• **TASK TO COMPLETE**: Send back all the data below, exactly as given.

:: RECORD EXTRACTS ::

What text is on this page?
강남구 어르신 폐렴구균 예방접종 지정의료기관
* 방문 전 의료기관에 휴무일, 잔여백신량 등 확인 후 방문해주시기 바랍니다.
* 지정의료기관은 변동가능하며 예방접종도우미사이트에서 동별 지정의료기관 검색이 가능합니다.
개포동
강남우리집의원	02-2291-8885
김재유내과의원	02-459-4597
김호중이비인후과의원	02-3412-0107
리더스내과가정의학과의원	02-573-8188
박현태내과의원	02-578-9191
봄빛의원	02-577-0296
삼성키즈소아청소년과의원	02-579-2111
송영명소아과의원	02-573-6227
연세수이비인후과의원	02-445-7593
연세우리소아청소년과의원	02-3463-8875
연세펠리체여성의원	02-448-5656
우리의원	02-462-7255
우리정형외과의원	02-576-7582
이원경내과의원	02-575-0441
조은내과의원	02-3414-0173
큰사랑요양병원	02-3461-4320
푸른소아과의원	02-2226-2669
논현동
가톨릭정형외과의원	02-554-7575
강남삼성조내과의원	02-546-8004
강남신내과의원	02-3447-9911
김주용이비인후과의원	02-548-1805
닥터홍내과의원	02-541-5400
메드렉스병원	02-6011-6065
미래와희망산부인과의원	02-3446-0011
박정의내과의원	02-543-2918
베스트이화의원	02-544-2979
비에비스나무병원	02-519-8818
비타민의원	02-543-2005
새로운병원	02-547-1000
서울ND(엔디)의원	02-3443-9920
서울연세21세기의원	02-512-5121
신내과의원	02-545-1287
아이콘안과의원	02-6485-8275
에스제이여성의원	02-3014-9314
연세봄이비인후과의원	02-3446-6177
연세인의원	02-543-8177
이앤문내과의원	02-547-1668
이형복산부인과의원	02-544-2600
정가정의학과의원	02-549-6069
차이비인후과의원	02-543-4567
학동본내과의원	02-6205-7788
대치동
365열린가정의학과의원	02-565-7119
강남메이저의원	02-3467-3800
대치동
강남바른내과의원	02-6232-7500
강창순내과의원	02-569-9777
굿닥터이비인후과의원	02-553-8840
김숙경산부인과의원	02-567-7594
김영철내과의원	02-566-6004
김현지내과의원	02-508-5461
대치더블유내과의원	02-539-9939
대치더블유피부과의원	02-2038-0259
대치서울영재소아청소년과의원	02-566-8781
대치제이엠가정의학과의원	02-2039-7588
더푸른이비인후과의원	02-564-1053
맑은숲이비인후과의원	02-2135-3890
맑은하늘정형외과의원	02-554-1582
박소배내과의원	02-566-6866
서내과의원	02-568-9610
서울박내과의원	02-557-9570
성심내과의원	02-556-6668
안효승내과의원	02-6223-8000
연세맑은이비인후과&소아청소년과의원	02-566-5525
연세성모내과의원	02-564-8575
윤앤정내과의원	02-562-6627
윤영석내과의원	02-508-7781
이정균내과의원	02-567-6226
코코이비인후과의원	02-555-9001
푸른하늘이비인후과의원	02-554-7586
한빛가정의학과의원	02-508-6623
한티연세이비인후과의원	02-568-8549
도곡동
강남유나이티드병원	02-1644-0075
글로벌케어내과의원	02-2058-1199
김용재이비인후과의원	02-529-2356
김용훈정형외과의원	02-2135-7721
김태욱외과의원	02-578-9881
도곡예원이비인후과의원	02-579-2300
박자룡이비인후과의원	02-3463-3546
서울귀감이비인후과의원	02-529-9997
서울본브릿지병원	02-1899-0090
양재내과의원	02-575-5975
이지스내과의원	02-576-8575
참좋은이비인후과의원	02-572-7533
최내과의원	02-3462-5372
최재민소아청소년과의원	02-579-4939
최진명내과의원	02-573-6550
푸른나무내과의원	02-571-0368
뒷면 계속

:::

• **SOLUTION TO THIS TASK**:
What text is on this page?
강남구 어르신 폐렴구균 예방접종 지정의료기관
* 방문 전 의료기관에 휴무일, 잔여백신량 등 확인 후 방문해주시기 바랍니다.
* 지정의료기관은 변동가능하며 예방접종도우미사이트에서 동별 지정의료기관 검색이 가능합니다.
개포동
강남우리집의원	02-2291-8885
김재유내과의원	02-459-4597
김호중이비인후과의원	02-3412-0107
리더스내과가정의학과의원	02-573-8188
박현태내과의원	02-578-9191
봄빛의원	02-577-0296
삼성키즈소아청소년과의원	02-579-2111
송영명소아과의원	02-573-6227
연세수이비인후과의원	02-445-7593
연세우리소아청소년과의원	02-3463-8875
연세펠리체여성의원	02-448-5656
우리의원	02-462-7255
우리정형외과의원	02-576-7582
이원경내과의원	02-575-0441
조은내과의원	02-3414-0173
큰사랑요양병원	02-3461-4320
푸른소아과의원	02-2226-2669
논현동
가톨릭정형외과의원	02-554-7575
강남삼성조내과의원	02-546-8004
강남신내과의원	02-3447-9911
김주용이비인후과의원	02-548-1805
닥터홍내과의원	02-541-5400
메드렉스병원	02-6011-6065
미래와희망산부인과의원	02-3446-0011
박정의내과의원	02-543-2918
베스트이화의원	02-544-2979
비에비스나무병원	02-519-8818
비타민의원	02-543-2005
새로운병원	02-547-1000
서울ND(엔디)의원	02-3443-9920
서울연세21세기의원	02-512-5121
신내과의원	02-545-1287
아이콘안과의원	02-6485-8275
에스제이여성의원	02-3014-9314
연세봄이비인후과의원	02-3446-6177
연세인의원	02-543-8177
이앤문내과의원	02-547-1668
이형복산부인과의원	02-544-2600
정가정의학과의원	02-549-6069
차이비인후과의원	02-543-4567
학동본내과의원	02-6205-7788
대치동
365열린가정의학과의원	02-565-7119
강남메이저의원	02-3467-3800
대치동
강남바른내과의원	02-6232-7500
강창순내과의원	02-569-9777
굿닥터이비인후과의원	02-553-8840
김숙경산부인과의원	02-567-7594
김영철내과의원	02-566-6004
김현지내과의원	02-508-5461
대치더블유내과의원	02-539-9939
대치더블유피부과의원	02-2038-0259
대치서울영재소아청소년과의원	02-566-8781
대치제이엠가정의학과의원	02-2039-7588
더푸른이비인후과의원	02-564-1053
맑은숲이비인후과의원	02-2135-3890
맑은하늘정형외과의원	02-554-1582
박소배내과의원	02-566-6866
서내과의원	02-568-9610
서울박내과의원	02-557-9570
성심내과의원	02-556-6668
안효승내과의원	02-6223-8000
연세맑은이비인후과&소아청소년과의원	02-566-5525
연세성모내과의원	02-564-8575
윤앤정내과의원	02-562-6627
윤영석내과의원	02-508-7781
이정균내과의원	02-567-6226
코코이비인후과의원	02-555-9001
푸른하늘이비인후과의원	02-554-7586
한빛가정의학과의원	02-508-6623
한티연세이비인후과의원	02-568-8549
도곡동
강남유나이티드병원	02-1644-0075
글로벌케어내과의원	02-2058-1199
김용재이비인후과의원	02-529-2356
김용훈정형외과의원	02-2135-7721
김태욱외과의원	02-578-9881
도곡예원이비인후과의원	02-579-2300
박자룡이비인후과의원	02-3463-3546
서울귀감이비인후과의원	02-529-9997
서울본브릿지병원	02-1899-0090
양재내과의원	02-575-5975
이지스내과의원	02-576-8575
참좋은이비인후과의원	02-572-7533
최내과의원	02-3462-5372
최재민소아청소년과의원	02-579-4939
최진명내과의원	02-573-6550
푸른나무내과의원	02-571-0368
뒷면 계속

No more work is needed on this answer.